[START RECORD EXTRACTS]

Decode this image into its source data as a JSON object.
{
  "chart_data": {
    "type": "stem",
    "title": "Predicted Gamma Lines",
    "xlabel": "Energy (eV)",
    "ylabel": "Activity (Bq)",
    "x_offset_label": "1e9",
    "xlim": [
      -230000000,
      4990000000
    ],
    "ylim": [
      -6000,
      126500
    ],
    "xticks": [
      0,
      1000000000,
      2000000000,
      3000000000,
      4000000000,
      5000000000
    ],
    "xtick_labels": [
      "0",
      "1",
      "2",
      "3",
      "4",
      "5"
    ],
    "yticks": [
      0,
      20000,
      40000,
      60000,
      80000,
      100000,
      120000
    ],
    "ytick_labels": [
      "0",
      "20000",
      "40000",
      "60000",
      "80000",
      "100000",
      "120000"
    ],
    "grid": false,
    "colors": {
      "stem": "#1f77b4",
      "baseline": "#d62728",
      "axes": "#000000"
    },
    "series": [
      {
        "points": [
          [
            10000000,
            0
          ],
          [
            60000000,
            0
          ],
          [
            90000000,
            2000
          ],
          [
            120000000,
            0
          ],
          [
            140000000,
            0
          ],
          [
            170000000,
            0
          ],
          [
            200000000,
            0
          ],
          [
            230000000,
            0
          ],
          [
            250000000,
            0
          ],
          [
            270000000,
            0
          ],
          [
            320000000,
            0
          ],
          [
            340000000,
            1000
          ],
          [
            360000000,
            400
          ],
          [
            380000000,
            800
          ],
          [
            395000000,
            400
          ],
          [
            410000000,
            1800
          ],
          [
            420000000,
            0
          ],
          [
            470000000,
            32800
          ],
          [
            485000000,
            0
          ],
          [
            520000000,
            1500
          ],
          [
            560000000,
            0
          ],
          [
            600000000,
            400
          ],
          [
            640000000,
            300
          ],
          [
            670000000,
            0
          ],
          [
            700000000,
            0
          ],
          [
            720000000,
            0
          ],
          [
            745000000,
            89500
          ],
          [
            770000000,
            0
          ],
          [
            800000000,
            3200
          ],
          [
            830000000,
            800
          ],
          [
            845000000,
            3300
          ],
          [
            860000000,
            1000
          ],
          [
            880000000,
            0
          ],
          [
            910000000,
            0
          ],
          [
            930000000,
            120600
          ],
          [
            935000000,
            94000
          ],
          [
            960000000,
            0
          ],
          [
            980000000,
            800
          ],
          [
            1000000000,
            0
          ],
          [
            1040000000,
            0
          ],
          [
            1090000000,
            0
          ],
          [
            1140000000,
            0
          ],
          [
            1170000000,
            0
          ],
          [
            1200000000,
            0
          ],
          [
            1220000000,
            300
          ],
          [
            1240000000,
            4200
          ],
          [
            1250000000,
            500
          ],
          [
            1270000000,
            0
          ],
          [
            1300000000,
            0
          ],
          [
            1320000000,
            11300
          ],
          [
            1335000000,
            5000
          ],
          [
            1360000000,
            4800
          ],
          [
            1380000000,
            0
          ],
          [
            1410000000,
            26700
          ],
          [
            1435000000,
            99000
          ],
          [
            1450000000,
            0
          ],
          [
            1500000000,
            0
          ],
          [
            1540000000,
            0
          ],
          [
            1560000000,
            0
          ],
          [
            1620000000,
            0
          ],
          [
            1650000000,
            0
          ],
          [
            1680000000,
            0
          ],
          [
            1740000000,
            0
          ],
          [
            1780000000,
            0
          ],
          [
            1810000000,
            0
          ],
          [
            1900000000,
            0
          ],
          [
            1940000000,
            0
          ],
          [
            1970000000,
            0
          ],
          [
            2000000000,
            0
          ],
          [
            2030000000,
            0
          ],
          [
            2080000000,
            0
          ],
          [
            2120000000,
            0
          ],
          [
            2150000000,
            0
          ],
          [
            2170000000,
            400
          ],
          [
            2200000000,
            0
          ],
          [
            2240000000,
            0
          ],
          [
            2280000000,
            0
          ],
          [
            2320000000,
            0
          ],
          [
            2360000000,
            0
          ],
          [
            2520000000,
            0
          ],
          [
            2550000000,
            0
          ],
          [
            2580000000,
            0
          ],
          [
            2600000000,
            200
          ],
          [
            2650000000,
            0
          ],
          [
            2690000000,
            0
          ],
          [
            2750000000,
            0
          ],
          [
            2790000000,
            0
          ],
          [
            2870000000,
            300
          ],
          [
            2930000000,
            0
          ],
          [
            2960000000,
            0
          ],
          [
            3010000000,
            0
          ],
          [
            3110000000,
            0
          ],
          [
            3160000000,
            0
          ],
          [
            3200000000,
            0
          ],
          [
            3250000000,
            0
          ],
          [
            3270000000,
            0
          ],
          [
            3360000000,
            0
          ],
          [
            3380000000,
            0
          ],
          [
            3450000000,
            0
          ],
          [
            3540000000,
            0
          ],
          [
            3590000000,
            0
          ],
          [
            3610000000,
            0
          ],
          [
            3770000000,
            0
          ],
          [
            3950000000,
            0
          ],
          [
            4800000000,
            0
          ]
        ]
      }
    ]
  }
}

[END RECORD EXTRACTS]

Repeat every entry exactly, please.

Decode this image into its source data as a JSON object.
{
  "chart_data": {
    "type": "stem",
    "title": "Predicted Gamma Lines",
    "xlabel": "Energy (eV)",
    "ylabel": "Activity (Bq)",
    "x_offset_label": "1e9",
    "xlim": [
      -230000000,
      4990000000
    ],
    "ylim": [
      -6000,
      126500
    ],
    "xticks": [
      0,
      1000000000,
      2000000000,
      3000000000,
      4000000000,
      5000000000
    ],
    "xtick_labels": [
      "0",
      "1",
      "2",
      "3",
      "4",
      "5"
    ],
    "yticks": [
      0,
      20000,
      40000,
      60000,
      80000,
      100000,
      120000
    ],
    "ytick_labels": [
      "0",
      "20000",
      "40000",
      "60000",
      "80000",
      "100000",
      "120000"
    ],
    "grid": false,
    "colors": {
      "stem": "#1f77b4",
      "baseline": "#d62728",
      "axes": "#000000"
    },
    "series": [
      {
        "points": [
          [
            10000000,
            0
          ],
          [
            60000000,
            0
          ],
          [
            90000000,
            2000
          ],
          [
            120000000,
            0
          ],
          [
            140000000,
            0
          ],
          [
            170000000,
            0
          ],
          [
            200000000,
            0
          ],
          [
            230000000,
            0
          ],
          [
            250000000,
            0
          ],
          [
            270000000,
            0
          ],
          [
            320000000,
            0
          ],
          [
            340000000,
            1000
          ],
          [
            360000000,
            400
          ],
          [
            380000000,
            800
          ],
          [
            395000000,
            400
          ],
          [
            410000000,
            1800
          ],
          [
            420000000,
            0
          ],
          [
            470000000,
            32800
          ],
          [
            485000000,
            0
          ],
          [
            520000000,
            1500
          ],
          [
            560000000,
            0
          ],
          [
            600000000,
            400
          ],
          [
            640000000,
            300
          ],
          [
            670000000,
            0
          ],
          [
            700000000,
            0
          ],
          [
            720000000,
            0
          ],
          [
            745000000,
            89500
          ],
          [
            770000000,
            0
          ],
          [
            800000000,
            3200
          ],
          [
            830000000,
            800
          ],
          [
            845000000,
            3300
          ],
          [
            860000000,
            1000
          ],
          [
            880000000,
            0
          ],
          [
            910000000,
            0
          ],
          [
            930000000,
            120600
          ],
          [
            935000000,
            94000
          ],
          [
            960000000,
            0
          ],
          [
            980000000,
            800
          ],
          [
            1000000000,
            0
          ],
          [
            1040000000,
            0
          ],
          [
            1090000000,
            0
          ],
          [
            1140000000,
            0
          ],
          [
            1170000000,
            0
          ],
          [
            1200000000,
            0
          ],
          [
            1220000000,
            300
          ],
          [
            1240000000,
            4200
          ],
          [
            1250000000,
            500
          ],
          [
            1270000000,
            0
          ],
          [
            1300000000,
            0
          ],
          [
            1320000000,
            11300
          ],
          [
            1335000000,
            5000
          ],
          [
            1360000000,
            4800
          ],
          [
            1380000000,
            0
          ],
          [
            1410000000,
            26700
          ],
          [
            1435000000,
            99000
          ],
          [
            1450000000,
            0
          ],
          [
            1500000000,
            0
          ],
          [
            1540000000,
            0
          ],
          [
            1560000000,
            0
          ],
          [
            1620000000,
            0
          ],
          [
            1650000000,
            0
          ],
          [
            1680000000,
            0
          ],
          [
            1740000000,
            0
          ],
          [
            1780000000,
            0
          ],
          [
            1810000000,
            0
          ],
          [
            1900000000,
            0
          ],
          [
            1940000000,
            0
          ],
          [
            1970000000,
            0
          ],
          [
            2000000000,
            0
          ],
          [
            2030000000,
            0
          ],
          [
            2080000000,
            0
          ],
          [
            2120000000,
            0
          ],
          [
            2150000000,
            0
          ],
          [
            2170000000,
            400
          ],
          [
            2200000000,
            0
          ],
          [
            2240000000,
            0
          ],
          [
            2280000000,
            0
          ],
          [
            2320000000,
            0
          ],
          [
            2360000000,
            0
          ],
          [
            2520000000,
            0
          ],
          [
            2550000000,
            0
          ],
          [
            2580000000,
            0
          ],
          [
            2600000000,
            200
          ],
          [
            2650000000,
            0
          ],
          [
            2690000000,
            0
          ],
          [
            2750000000,
            0
          ],
          [
            2790000000,
            0
          ],
          [
            2870000000,
            300
          ],
          [
            2930000000,
            0
          ],
          [
            2960000000,
            0
          ],
          [
            3010000000,
            0
          ],
          [
            3110000000,
            0
          ],
          [
            3160000000,
            0
          ],
          [
            3200000000,
            0
          ],
          [
            3250000000,
            0
          ],
          [
            3270000000,
            0
          ],
          [
            3360000000,
            0
          ],
          [
            3380000000,
            0
          ],
          [
            3450000000,
            0
          ],
          [
            3540000000,
            0
          ],
          [
            3590000000,
            0
          ],
          [
            3610000000,
            0
          ],
          [
            3770000000,
            0
          ],
          [
            3950000000,
            0
          ],
          [
            4800000000,
            0
          ]
        ]
      }
    ]
  }
}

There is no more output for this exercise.